## [Activity list]
A: Reproduce the passage of the JavaScript fundamentals text from "Four core JS" to "function has returned." word for word.
B: Using the JavaScript fundamentals text, answer these questions:
(i) When the call stack is empty, what does the event loop drain before it runs one macrotask?
(ii) What value does the comment give for sum(1, 2)(3) in the currying example?
(iii) Which two functional libraries are named as using currying?

## [Selected extract]
Four core JS concepts: closures (a function + its remembered lexical scope), the event loop (the scheduler that runs queued async callbacks on the single thread), hoisting (declarations are processed before execution — var/function hoisted, let/const in the temporal dead zone), and currying (transforming f(a,b,c) into f(a)(b)(c) via closures).

6 min read·~10 min to think through

A rapid-fire fundamentals question covering four staples. Here's a crisp explanation of each.

Closure

A closure is a function together with the lexical scope it was defined in. The function keeps access to those outer variables even after the outer function has returned.

js
function makeAdder(x) {
  return (y) => x + y;   // closes over x
}
const add5 = makeAdder(5);
add5(3); // 8

Uses: data privacy, function factories, memoization, event handlers, React hooks.

Event loop

JS is single-threaded. The event loop is the scheduler: async work (timers, fetch, events) is handled by Web APIs; their callbacks queue up; when the call stack is empty, the loop drains all microtasks (Promises) then runs one macrotask (timers/events), repeating.

js
console.log(1);
setTimeout(() => console.log(2));         // macrotask
Promise.resolve().then(() => console.log(3)); // microtask
console.log(4);
// 1, 4, 3, 2

Hoisting

During the creation phase of an execution context, declarations are registered before any code runs:

  • var → hoisted, initialized to undefined.
  • function declarations → fully hoisted (callable before their line).
  • let / const → hoisted but uninitialized — referencing them before declaration throws (the Temporal Dead Zone).
js
console.log(a); // undefined  (var hoisted)
console.log(b); // ReferenceError (let in TDZ)
var a = 1;
let b = 2;

Currying

Currying transforms a function of N arguments into N nested functions of one argument each — built on closures.

js
const curry = (fn) => {
  return function curried(...args) {
    return args.length >= fn.length
      ? fn(...args)
      : (...more) => curried(...args, ...more);
  };
};
const sum = curry((a, b, c) => a + b + c);
sum(1)(2)(3);   // 6
sum(1, 2)(3);   // 6

Uses: partial application, reusable specialized functions, point-free composition.

Senior framing

The thread connecting them: closures are the foundation — currying is closures, hoisting determines when the bindings closures capture exist, and the event loop is why a deferred callback still needs a closure to reach its data. Knowing each individually is junior; articulating that closures underpin three of the four is senior.

Follow-up questions

  • How is currying implemented using closures?
  • What's the Temporal Dead Zone?
  • Why are function declarations hoisted but function expressions aren't?

Common mistakes

  • Saying let/const aren't hoisted — they are, but uninitialized (TDZ).
  • Confusing currying with partial application.
  • Thinking the event loop makes JS multi-threaded.

Edge cases

  • Function declarations hoist above var declarations of the same name.
  • Currying with variadic functions needs an explicit arity or terminator.

Real-world examples

  • Closures in hooks, currying in functional libraries (Ramda, lodash/fp), hoisting bugs with var.

## [Study material]
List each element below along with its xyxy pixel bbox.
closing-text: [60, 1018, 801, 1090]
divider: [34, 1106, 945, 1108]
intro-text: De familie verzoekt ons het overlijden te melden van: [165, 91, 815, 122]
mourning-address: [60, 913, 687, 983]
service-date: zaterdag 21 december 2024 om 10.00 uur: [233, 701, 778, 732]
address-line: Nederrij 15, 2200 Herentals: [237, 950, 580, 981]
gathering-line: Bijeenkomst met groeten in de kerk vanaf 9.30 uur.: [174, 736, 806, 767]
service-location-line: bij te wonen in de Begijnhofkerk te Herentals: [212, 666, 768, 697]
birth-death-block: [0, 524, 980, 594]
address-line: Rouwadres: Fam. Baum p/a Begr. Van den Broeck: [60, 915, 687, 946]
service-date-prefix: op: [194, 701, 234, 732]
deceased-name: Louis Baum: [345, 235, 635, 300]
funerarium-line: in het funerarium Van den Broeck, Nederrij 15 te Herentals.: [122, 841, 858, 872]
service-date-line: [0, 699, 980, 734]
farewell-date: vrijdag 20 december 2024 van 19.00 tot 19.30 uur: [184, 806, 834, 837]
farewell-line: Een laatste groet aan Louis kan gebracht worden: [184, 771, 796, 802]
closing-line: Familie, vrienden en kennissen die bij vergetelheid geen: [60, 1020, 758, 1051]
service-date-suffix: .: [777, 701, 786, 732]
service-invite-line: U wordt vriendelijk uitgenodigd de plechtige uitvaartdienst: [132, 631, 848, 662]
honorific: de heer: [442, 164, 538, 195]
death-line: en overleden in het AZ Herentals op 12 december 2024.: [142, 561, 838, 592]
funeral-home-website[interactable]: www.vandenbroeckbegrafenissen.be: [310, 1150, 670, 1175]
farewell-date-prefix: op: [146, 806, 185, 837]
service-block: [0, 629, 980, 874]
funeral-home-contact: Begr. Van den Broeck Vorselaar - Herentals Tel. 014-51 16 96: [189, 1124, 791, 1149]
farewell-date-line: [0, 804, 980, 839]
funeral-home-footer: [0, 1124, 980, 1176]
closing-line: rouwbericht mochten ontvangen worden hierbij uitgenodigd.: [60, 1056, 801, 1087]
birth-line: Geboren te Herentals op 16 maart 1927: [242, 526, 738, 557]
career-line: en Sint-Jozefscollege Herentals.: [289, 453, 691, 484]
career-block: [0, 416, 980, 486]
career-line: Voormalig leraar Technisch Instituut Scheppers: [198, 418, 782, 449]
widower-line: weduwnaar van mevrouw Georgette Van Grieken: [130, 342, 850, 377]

## [Expected responses]
A:
Four core JS concepts: closures (a function + its remembered lexical scope), the event loop (the scheduler that runs queued async callbacks on the single thread), hoisting (declarations are processed before execution — var/function hoisted, let/const in the temporal dead zone), and currying (transforming f(a,b,c) into f(a)(b)(c) via closures).

6 min read·~10 min to think through

A rapid-fire fundamentals question covering four staples. Here's a crisp explanation of each.

Closure

A closure is a function together with the lexical scope it was defined in. The function keeps access to those outer variables even after the outer function has returned.

B:
(i) All microtasks (Promises).
(ii) 6
(iii) Ramda and lodash/fp.